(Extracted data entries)

%%

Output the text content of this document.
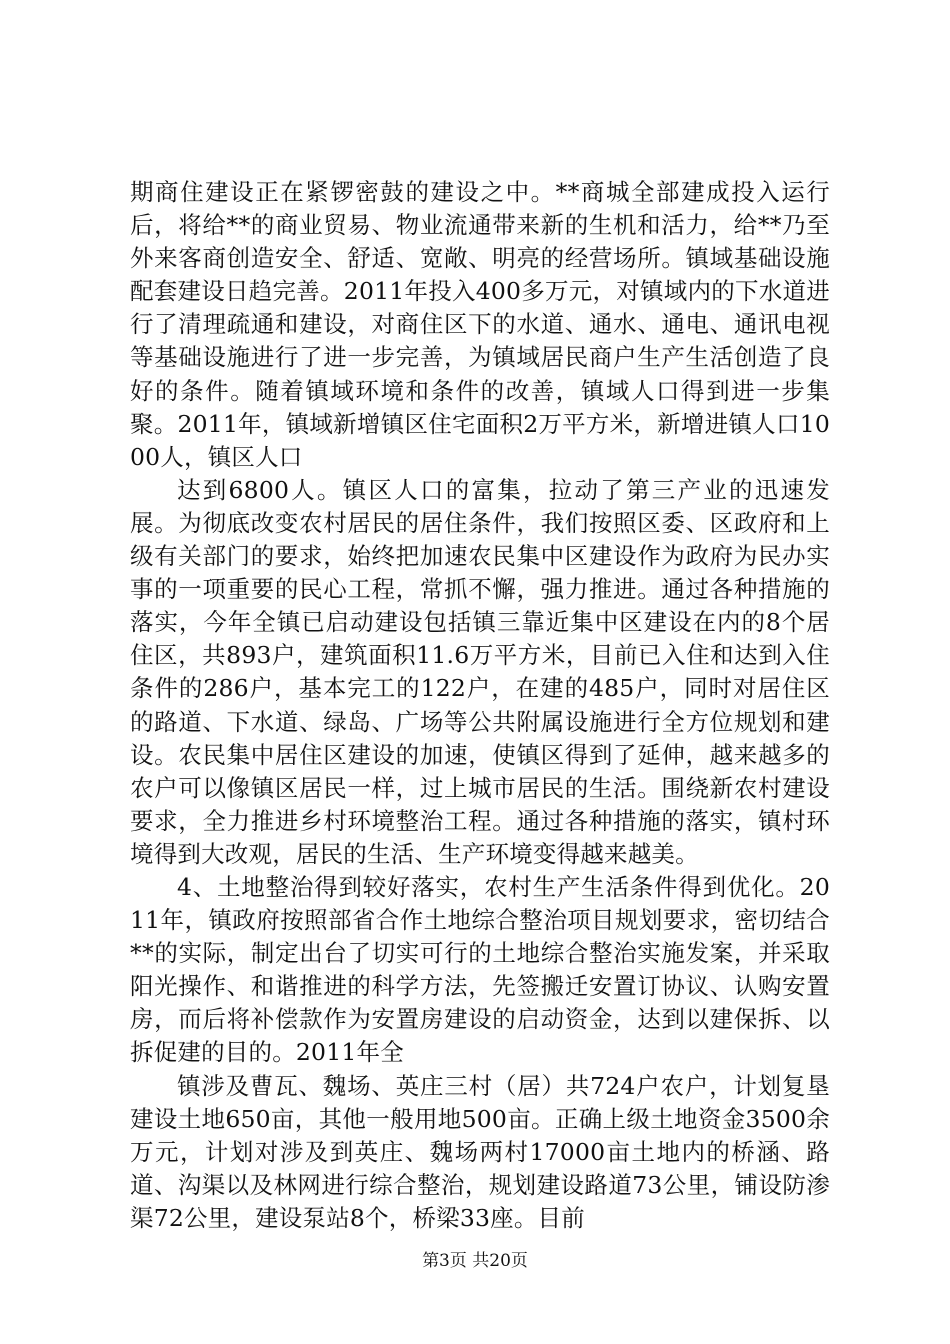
期商住建设正在紧锣密鼓的建设之中。**商城全部建成投入运行后，将给**的商业贸易、物业流通带来新的生机和活力，给**乃至外来客商创造安全、舒适、宽敞、明亮的经营场所。镇域基础设施配套建设日趋完善。2011年投入400多万元，对镇域内的下水道进行了清理疏通和建设，对商住区下的水道、通水、通电、通讯电视等基础设施进行了进一步完善，为镇域居民商户生产生活创造了良好的条件。随着镇域环境和条件的改善，镇域人口得到进一步集聚。2011年，镇域新增镇区住宅面积2万平方米，新增进镇人口1000人，镇区人口

达到6800人。镇区人口的富集，拉动了第三产业的迅速发展。为彻底改变农村居民的居住条件，我们按照区委、区政府和上级有关部门的要求，始终把加速农民集中区建设作为政府为民办实事的一项重要的民心工程，常抓不懈，强力推进。通过各种措施的落实，今年全镇已启动建设包括镇三靠近集中区建设在内的8个居住区，共893户，建筑面积11.6万平方米，目前已入住和达到入住条件的286户，基本完工的122户，在建的485户，同时对居住区的路道、下水道、绿岛、广场等公共附属设施进行全方位规划和建设。农民集中居住区建设的加速，使镇区得到了延伸，越来越多的农户可以像镇区居民一样，过上城市居民的生活。围绕新农村建设要求，全力推进乡村环境整治工程。通过各种措施的落实，镇村环境得到大改观，居民的生活、生产环境变得越来越美。

4、土地整治得到较好落实，农村生产生活条件得到优化。2011年，镇政府按照部省合作土地综合整治项目规划要求，密切结合**的实际，制定出台了切实可行的土地综合整治实施发案，并采取阳光操作、和谐推进的科学方法，先签搬迁安置订协议、认购安置房，而后将补偿款作为安置房建设的启动资金，达到以建保拆、以拆促建的目的。2011年全

镇涉及曹瓦、魏场、英庄三村（居）共724户农户，计划复垦建设土地650亩，其他一般用地500亩。正确上级土地资金3500余万元，计划对涉及到英庄、魏场两村17000亩土地内的桥涵、路道、沟渠以及林网进行综合整治，规划建设路道73公里，铺设防渗渠72公里，建设泵站8个，桥梁33座。目前

第3页 共20页
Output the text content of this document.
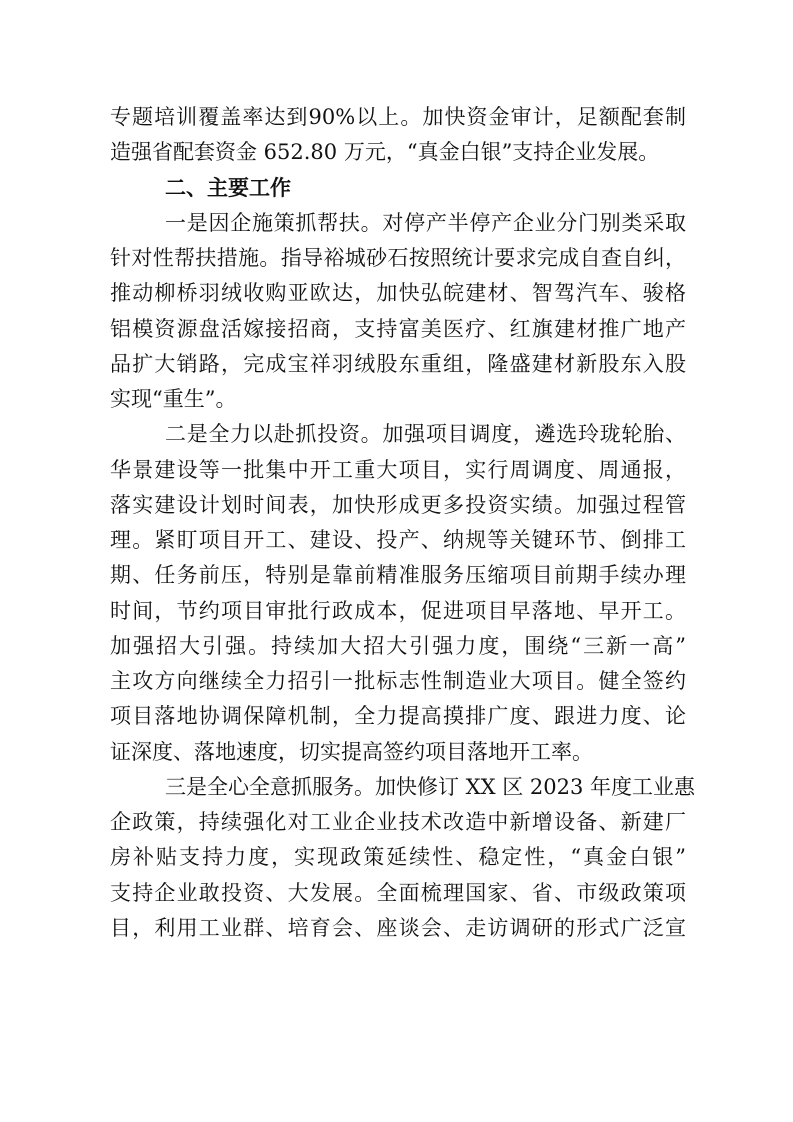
专题培训覆盖率达到90%以上。加快资金审计，足额配套制
造强省配套资金 652.80 万元，“真金白银”支持企业发展。
二、主要工作
一是因企施策抓帮扶。对停产半停产企业分门别类采取
针对性帮扶措施。指导裕城砂石按照统计要求完成自查自纠，
推动柳桥羽绒收购亚欧达，加快弘皖建材、智驾汽车、骏格
铝模资源盘活嫁接招商，支持富美医疗、红旗建材推广地产
品扩大销路，完成宝祥羽绒股东重组，隆盛建材新股东入股
实现“重生”。
二是全力以赴抓投资。加强项目调度，遴选玲珑轮胎、
华景建设等一批集中开工重大项目，实行周调度、周通报，
落实建设计划时间表，加快形成更多投资实绩。加强过程管
理。紧盯项目开工、建设、投产、纳规等关键环节、倒排工
期、任务前压，特别是靠前精准服务压缩项目前期手续办理
时间，节约项目审批行政成本，促进项目早落地、早开工。
加强招大引强。持续加大招大引强力度，围绕“三新一高”
主攻方向继续全力招引一批标志性制造业大项目。健全签约
项目落地协调保障机制，全力提高摸排广度、跟进力度、论
证深度、落地速度，切实提高签约项目落地开工率。
三是全心全意抓服务。加快修订 XX 区 2023 年度工业惠
企政策，持续强化对工业企业技术改造中新增设备、新建厂
房补贴支持力度，实现政策延续性、稳定性，“真金白银”
支持企业敢投资、大发展。全面梳理国家、省、市级政策项
目，利用工业群、培育会、座谈会、走访调研的形式广泛宣
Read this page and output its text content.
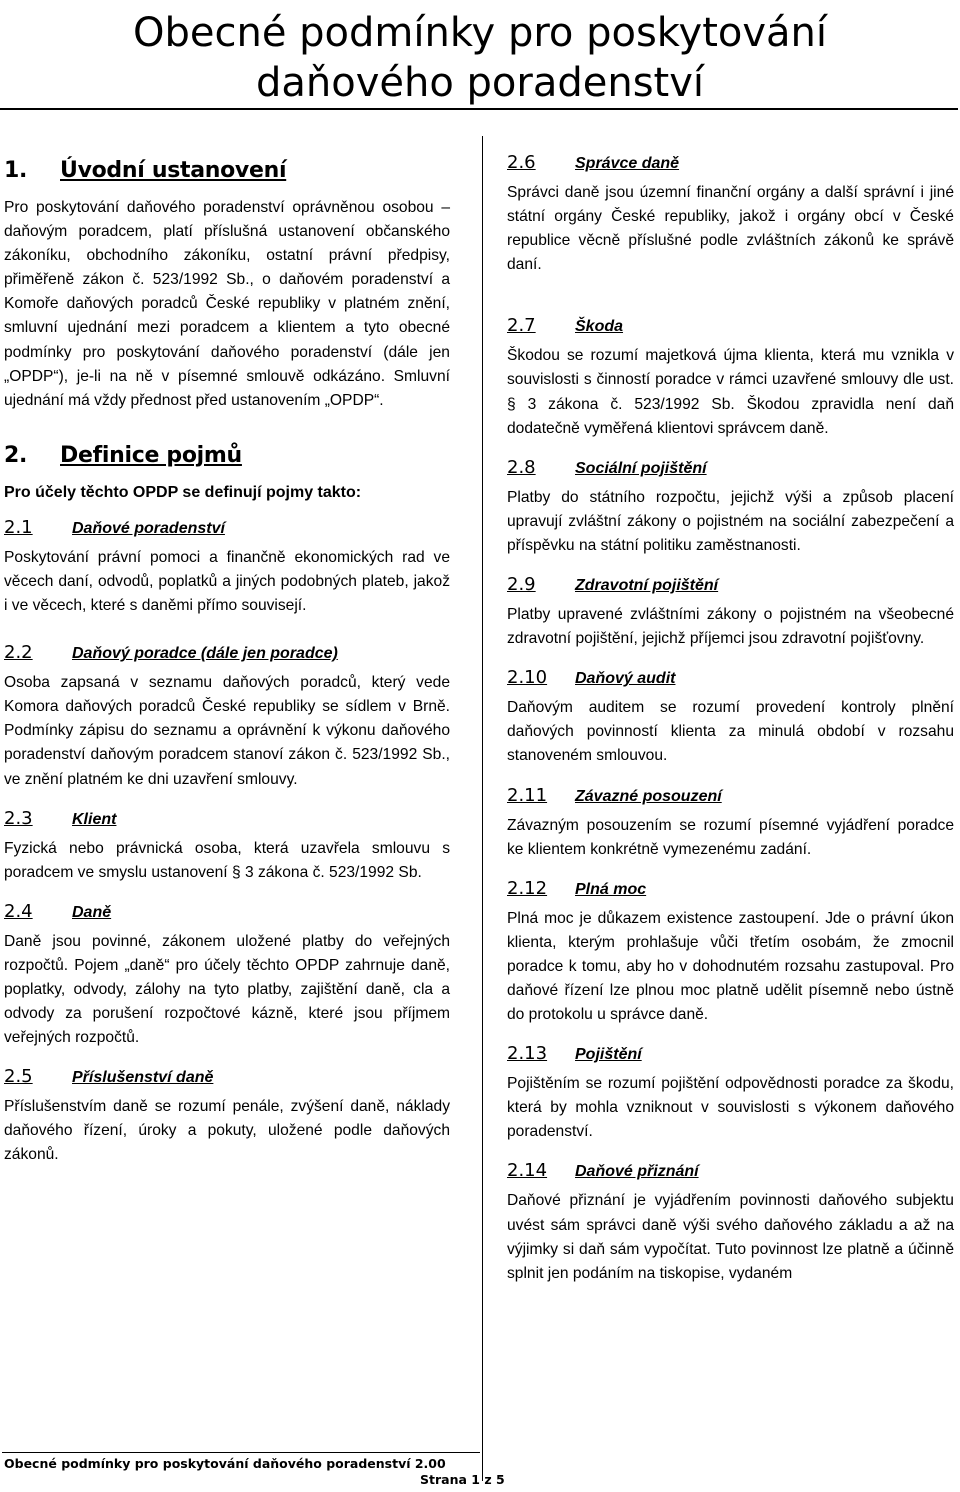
Obecné podmínky pro poskytování
daňového poradenství
1. Úvodní ustanovení

Pro poskytování daňového poradenství oprávněnou osobou – daňovým poradcem, platí příslušná ustanovení občanského zákoníku, obchodního zákoníku, ostatní právní předpisy, přiměřeně zákon č. 523/1992 Sb., o daňovém poradenství a Komoře daňových poradců České republiky v platném znění, smluvní ujednání mezi poradcem a klientem a tyto obecné podmínky pro poskytování daňového poradenství (dále jen „OPDP“), je-li na ně v písemné smlouvě odkázáno. Smluvní ujednání má vždy přednost před ustanovením „OPDP“.

2. Definice pojmů

Pro účely těchto OPDP se definují pojmy takto:

2.1 Daňové poradenství

Poskytování právní pomoci a finančně ekonomických rad ve věcech daní, odvodů, poplatků a jiných podobných plateb, jakož i ve věcech, které s daněmi přímo souvisejí.

2.2 Daňový poradce (dále jen poradce)

Osoba zapsaná v seznamu daňových poradců, který vede Komora daňových poradců České republiky se sídlem v Brně. Podmínky zápisu do seznamu a oprávnění k výkonu daňového poradenství daňovým poradcem stanoví zákon č. 523/1992 Sb., ve znění platném ke dni uzavření smlouvy.

2.3 Klient

Fyzická nebo právnická osoba, která uzavřela smlouvu s poradcem ve smyslu ustanovení § 3 zákona č. 523/1992 Sb.

2.4 Daně

Daně jsou povinné, zákonem uložené platby do veřejných rozpočtů. Pojem „daně“ pro účely těchto OPDP zahrnuje daně, poplatky, odvody, zálohy na tyto platby, zajištění daně, cla a odvody za porušení rozpočtové kázně, které jsou příjmem veřejných rozpočtů.

2.5 Příslušenství daně

Příslušenstvím daně se rozumí penále, zvýšení daně, náklady daňového řízení, úroky a pokuty, uložené podle daňových zákonů.

2.6 Správce daně

Správci daně jsou územní finanční orgány a další správní i jiné státní orgány České republiky, jakož i orgány obcí v České republice věcně příslušné podle zvláštních zákonů ke správě daní.

2.7 Škoda

Škodou se rozumí majetková újma klienta, která mu vznikla v souvislosti s činností poradce v rámci uzavřené smlouvy dle ust. § 3 zákona č. 523/1992 Sb. Škodou zpravidla není daň dodatečně vyměřená klientovi správcem daně.

2.8 Sociální pojištění

Platby do státního rozpočtu, jejichž výši a způsob placení upravují zvláštní zákony o pojistném na sociální zabezpečení a příspěvku na státní politiku zaměstnanosti.

2.9 Zdravotní pojištění

Platby upravené zvláštními zákony o pojistném na všeobecné zdravotní pojištění, jejichž příjemci jsou zdravotní pojišťovny.

2.10 Daňový audit

Daňovým auditem se rozumí provedení kontroly plnění daňových povinností klienta za minulá období v rozsahu stanoveném smlouvou.

2.11 Závazné posouzení

Závazným posouzením se rozumí písemné vyjádření poradce ke klientem konkrétně vymezenému zadání.

2.12 Plná moc

Plná moc je důkazem existence zastoupení. Jde o právní úkon klienta, kterým prohlašuje vůči třetím osobám, že zmocnil poradce k tomu, aby ho v dohodnutém rozsahu zastupoval. Pro daňové řízení lze plnou moc platně udělit písemně nebo ústně do protokolu u správce daně.

2.13 Pojištění

Pojištěním se rozumí pojištění odpovědnosti poradce za škodu, která by mohla vzniknout v souvislosti s výkonem daňového poradenství.

2.14 Daňové přiznání

Daňové přiznání je vyjádřením povinnosti daňového subjektu uvést sám správci daně výši svého daňového základu a až na výjimky si daň sám vypočítat. Tuto povinnost lze platně a účinně splnit jen podáním na tiskopise, vydaném

Obecné podmínky pro poskytování daňového poradenství 2.00
Strana 1 z 5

%%

*Brief*
Reproduce each line of the material containing the word "pojistném".

*Exercise result*
Platby do státního rozpočtu, jejichž výši a způsob placení upravují zvláštní zákony o pojistném na sociální zabezpečení a příspěvku na státní politiku zaměstnanosti.
Platby upravené zvláštními zákony o pojistném na všeobecné zdravotní pojištění, jejichž příjemci jsou zdravotní pojišťovny.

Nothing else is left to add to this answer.